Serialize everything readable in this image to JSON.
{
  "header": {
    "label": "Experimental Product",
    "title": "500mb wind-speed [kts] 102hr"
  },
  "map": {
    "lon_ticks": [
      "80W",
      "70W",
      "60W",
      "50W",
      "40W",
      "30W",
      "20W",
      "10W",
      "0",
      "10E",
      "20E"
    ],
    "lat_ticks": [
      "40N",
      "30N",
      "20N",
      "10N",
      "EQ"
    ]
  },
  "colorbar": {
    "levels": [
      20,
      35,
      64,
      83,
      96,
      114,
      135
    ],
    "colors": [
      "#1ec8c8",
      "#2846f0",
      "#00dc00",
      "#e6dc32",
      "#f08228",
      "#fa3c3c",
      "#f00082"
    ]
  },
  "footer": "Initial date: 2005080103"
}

================================

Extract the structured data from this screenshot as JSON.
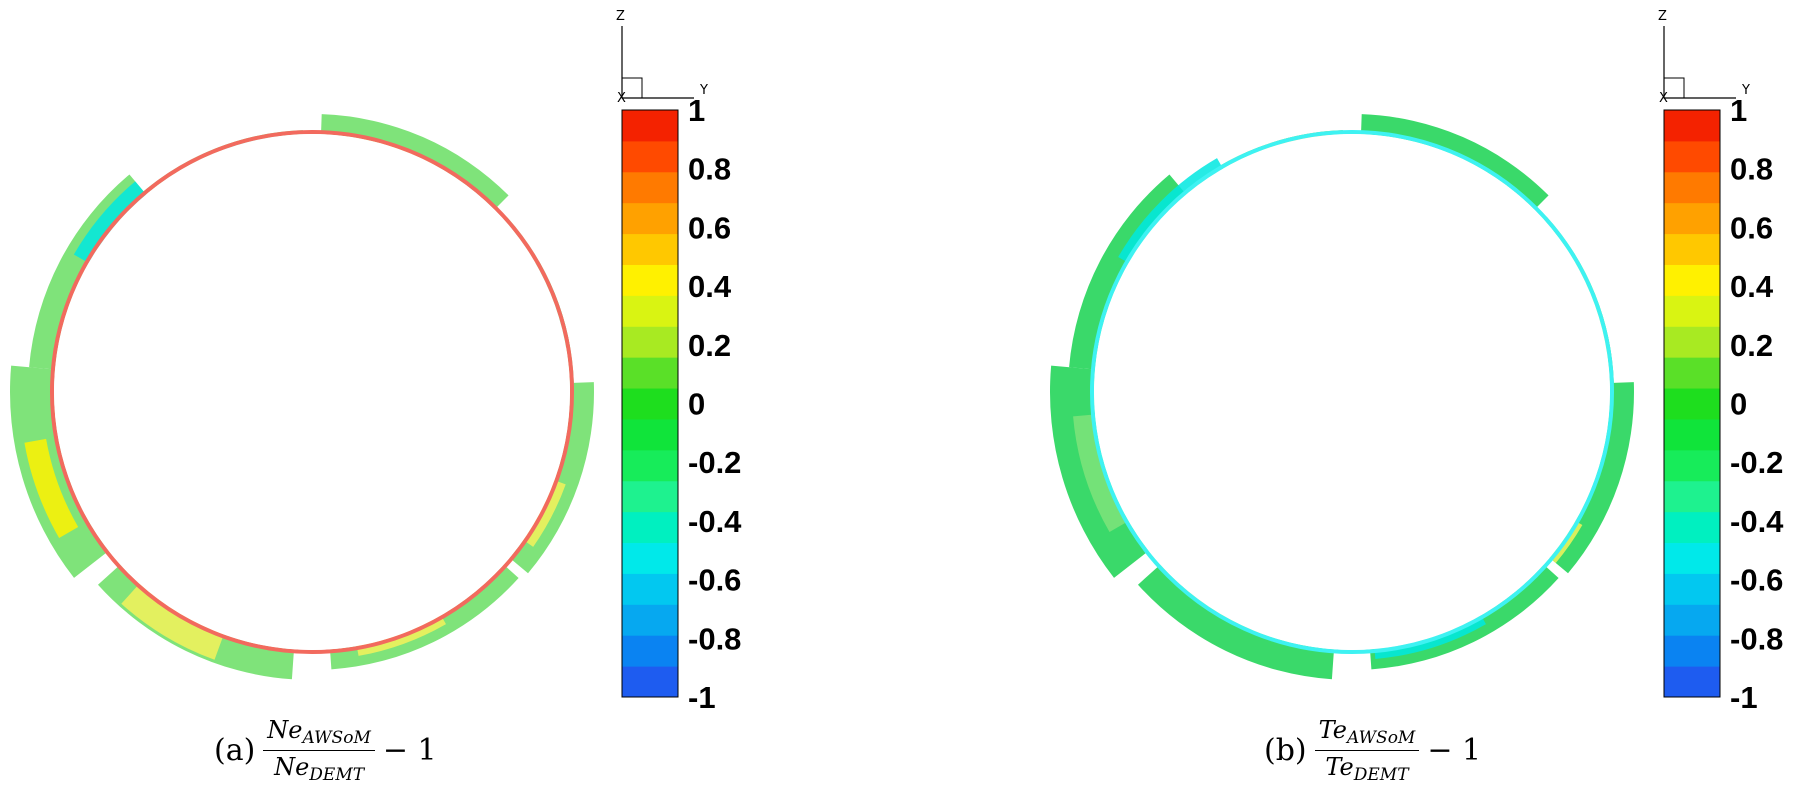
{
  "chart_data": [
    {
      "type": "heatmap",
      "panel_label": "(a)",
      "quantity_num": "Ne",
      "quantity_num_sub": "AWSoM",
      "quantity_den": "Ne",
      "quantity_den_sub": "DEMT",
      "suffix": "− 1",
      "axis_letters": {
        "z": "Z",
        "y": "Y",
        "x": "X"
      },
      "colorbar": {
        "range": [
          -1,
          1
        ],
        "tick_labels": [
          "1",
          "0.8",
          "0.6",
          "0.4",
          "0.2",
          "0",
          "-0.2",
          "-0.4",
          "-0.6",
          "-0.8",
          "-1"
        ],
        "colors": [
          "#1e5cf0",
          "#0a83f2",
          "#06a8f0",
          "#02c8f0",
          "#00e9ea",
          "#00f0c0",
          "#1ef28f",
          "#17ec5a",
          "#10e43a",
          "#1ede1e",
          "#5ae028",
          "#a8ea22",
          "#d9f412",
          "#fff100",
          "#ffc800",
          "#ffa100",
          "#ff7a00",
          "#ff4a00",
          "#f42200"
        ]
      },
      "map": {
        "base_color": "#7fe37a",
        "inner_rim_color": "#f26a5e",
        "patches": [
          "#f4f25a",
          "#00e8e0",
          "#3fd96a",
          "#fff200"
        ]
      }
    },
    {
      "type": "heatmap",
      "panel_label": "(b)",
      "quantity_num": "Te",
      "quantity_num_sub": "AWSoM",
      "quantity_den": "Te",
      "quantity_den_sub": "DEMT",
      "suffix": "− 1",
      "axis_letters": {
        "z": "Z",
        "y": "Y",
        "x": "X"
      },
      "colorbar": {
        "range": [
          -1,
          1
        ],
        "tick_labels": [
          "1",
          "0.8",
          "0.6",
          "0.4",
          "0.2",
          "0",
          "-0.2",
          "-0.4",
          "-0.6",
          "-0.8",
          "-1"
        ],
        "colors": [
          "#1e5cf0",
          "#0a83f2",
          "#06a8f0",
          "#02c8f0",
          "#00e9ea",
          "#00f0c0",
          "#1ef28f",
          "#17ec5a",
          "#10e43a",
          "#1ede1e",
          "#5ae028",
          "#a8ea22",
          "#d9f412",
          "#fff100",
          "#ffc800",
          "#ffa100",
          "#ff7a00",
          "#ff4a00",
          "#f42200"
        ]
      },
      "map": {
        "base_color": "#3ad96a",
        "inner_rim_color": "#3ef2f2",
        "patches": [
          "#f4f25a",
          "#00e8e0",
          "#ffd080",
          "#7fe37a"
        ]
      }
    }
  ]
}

================================

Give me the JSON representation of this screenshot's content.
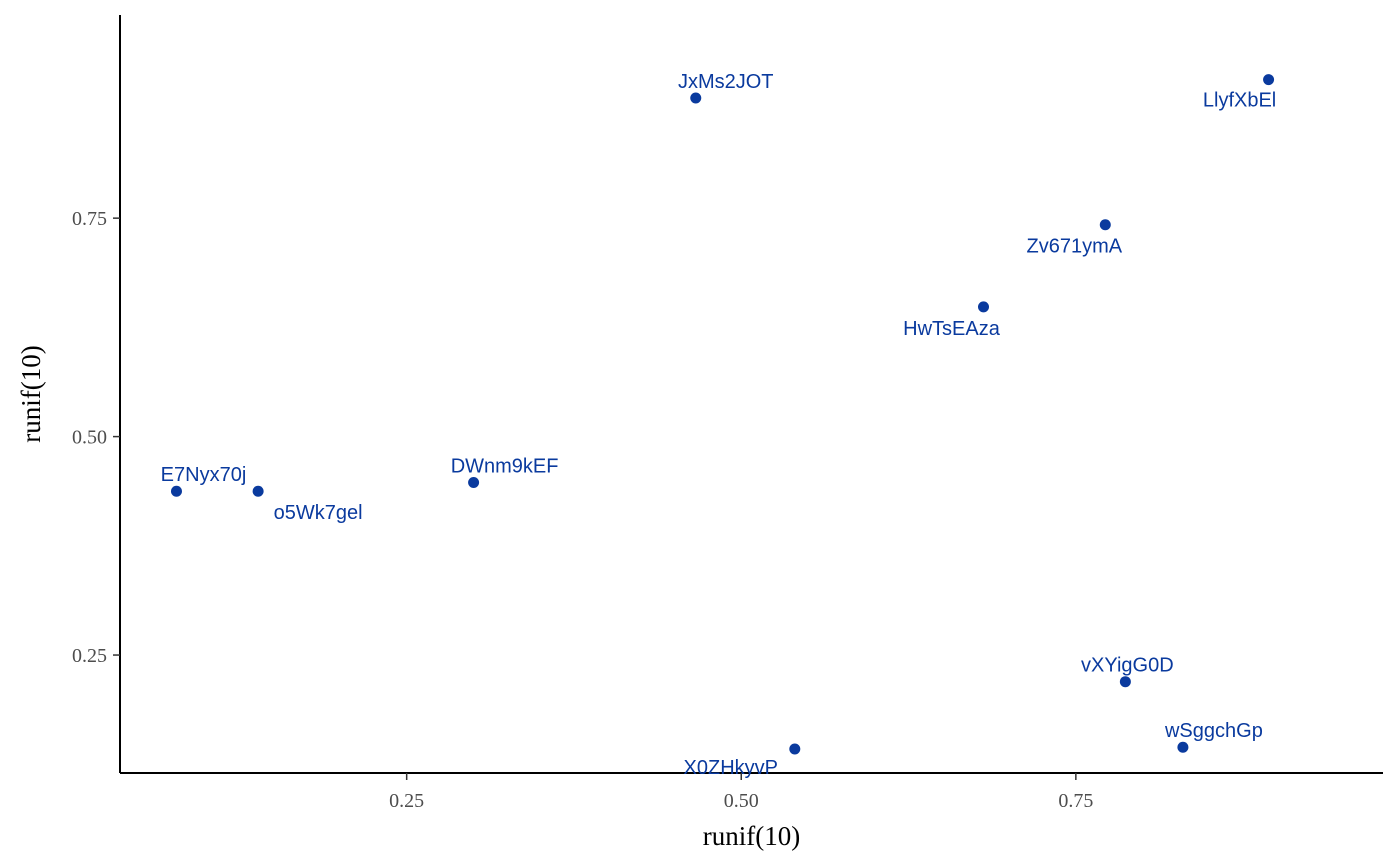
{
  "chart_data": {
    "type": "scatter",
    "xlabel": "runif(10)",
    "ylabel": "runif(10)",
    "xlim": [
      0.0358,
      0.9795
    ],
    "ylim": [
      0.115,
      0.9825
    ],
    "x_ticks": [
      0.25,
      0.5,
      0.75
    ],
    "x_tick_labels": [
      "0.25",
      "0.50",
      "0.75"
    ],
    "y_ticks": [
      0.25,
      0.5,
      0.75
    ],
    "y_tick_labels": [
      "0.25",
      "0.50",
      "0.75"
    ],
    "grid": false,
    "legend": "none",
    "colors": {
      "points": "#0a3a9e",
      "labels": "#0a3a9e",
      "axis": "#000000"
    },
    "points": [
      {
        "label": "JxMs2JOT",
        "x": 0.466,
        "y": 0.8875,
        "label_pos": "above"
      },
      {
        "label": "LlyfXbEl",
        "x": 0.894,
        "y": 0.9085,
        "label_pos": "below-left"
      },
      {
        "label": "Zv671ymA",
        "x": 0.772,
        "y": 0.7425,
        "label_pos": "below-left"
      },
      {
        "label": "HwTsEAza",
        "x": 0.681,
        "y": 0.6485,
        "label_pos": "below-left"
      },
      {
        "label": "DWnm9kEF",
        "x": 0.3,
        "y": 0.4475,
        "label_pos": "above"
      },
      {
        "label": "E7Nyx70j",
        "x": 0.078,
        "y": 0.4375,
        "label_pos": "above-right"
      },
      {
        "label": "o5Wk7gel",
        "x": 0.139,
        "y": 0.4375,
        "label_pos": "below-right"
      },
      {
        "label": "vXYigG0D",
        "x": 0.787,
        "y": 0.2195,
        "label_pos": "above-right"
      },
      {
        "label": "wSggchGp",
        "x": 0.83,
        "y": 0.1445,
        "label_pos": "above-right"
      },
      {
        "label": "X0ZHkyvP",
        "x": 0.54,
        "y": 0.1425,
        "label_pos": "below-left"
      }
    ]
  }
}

================================

● **Short exercise**
In how many lines of the data does the string "screenshot" appear? Give only the number.

● **Exercise solution**
2